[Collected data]
------------------------------

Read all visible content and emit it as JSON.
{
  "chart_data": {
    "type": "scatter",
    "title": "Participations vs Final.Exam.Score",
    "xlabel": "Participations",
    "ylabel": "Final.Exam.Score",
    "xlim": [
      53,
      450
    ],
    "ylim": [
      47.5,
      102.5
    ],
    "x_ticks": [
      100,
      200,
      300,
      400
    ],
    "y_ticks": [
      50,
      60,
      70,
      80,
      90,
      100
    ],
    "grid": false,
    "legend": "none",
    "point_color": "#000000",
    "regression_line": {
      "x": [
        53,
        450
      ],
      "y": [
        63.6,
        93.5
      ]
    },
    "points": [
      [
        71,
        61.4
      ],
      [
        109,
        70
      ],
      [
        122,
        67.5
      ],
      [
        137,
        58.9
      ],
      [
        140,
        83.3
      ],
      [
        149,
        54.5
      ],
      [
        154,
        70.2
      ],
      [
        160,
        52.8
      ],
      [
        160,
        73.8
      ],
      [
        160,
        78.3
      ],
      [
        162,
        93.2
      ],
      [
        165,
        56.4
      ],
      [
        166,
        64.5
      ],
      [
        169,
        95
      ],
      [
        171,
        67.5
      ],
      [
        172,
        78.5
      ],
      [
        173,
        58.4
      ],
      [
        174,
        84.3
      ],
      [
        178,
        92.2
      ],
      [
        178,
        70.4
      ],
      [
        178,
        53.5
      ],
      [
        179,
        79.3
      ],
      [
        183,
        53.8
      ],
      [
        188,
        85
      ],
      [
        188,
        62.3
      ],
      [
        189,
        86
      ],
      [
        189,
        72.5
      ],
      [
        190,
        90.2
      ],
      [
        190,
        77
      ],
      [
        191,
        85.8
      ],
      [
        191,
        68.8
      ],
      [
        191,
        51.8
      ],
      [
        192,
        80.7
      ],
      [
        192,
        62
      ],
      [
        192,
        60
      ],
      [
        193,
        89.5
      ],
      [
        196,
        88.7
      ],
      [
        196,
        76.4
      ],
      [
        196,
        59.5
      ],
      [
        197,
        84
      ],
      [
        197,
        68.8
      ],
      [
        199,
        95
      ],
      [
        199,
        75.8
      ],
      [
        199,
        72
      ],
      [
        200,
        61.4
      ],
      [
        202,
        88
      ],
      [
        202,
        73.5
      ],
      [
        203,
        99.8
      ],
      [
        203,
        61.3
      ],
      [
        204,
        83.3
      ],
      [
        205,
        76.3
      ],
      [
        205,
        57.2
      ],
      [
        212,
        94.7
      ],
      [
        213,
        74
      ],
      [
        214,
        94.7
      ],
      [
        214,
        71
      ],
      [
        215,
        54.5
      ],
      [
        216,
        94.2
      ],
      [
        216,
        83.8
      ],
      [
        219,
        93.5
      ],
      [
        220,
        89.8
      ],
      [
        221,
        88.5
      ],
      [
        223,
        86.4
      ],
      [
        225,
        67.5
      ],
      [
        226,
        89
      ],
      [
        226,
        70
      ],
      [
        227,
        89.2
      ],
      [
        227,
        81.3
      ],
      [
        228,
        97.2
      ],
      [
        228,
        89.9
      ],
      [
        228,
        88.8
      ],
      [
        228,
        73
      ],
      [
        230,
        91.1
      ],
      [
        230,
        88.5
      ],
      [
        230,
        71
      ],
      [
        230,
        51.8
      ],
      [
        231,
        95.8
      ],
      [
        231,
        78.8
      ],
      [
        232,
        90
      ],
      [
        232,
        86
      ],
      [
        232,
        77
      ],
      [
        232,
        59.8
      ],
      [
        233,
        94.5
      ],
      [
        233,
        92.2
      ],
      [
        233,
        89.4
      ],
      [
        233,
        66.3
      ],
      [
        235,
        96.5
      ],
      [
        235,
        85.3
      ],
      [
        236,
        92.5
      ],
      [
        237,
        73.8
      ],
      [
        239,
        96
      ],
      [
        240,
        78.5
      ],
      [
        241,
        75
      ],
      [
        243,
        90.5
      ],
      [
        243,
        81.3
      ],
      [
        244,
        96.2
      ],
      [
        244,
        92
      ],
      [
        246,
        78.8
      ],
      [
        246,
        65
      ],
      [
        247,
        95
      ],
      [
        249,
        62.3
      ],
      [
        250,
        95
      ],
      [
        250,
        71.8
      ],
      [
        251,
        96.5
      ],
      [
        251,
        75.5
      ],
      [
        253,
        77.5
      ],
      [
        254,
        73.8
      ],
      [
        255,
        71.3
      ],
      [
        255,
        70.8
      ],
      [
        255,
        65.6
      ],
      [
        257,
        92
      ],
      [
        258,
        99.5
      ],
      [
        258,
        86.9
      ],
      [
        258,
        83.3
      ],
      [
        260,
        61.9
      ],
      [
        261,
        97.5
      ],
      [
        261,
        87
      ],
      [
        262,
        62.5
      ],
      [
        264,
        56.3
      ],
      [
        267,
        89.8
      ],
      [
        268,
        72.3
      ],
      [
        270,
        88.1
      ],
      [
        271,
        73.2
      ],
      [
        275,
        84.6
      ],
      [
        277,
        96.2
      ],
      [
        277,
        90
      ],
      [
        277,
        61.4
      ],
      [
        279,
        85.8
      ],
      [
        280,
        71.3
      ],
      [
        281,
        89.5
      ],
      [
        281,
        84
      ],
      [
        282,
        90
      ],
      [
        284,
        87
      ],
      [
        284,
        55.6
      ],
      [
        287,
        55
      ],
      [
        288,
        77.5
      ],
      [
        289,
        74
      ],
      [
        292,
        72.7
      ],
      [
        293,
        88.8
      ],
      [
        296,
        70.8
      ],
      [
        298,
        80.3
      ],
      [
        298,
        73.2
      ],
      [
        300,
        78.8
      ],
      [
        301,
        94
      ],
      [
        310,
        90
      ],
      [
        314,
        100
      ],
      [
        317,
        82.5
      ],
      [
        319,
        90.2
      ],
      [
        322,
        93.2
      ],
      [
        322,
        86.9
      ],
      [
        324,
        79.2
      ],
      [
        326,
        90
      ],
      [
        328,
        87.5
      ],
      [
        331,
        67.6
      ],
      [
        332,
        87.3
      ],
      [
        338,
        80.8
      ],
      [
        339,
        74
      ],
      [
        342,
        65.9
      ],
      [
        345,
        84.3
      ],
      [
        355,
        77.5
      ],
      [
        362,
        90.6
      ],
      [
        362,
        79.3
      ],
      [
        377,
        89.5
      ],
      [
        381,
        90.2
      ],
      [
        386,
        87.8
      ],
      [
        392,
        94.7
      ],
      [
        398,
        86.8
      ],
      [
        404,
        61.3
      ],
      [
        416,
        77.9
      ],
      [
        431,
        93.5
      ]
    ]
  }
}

------------------------------

**SET EXERCISE**
Find each line holding "Score". Copy it out.

**ANSWER**
    "title": "Participations vs Final.Exam.Score",
    "ylabel": "Final.Exam.Score",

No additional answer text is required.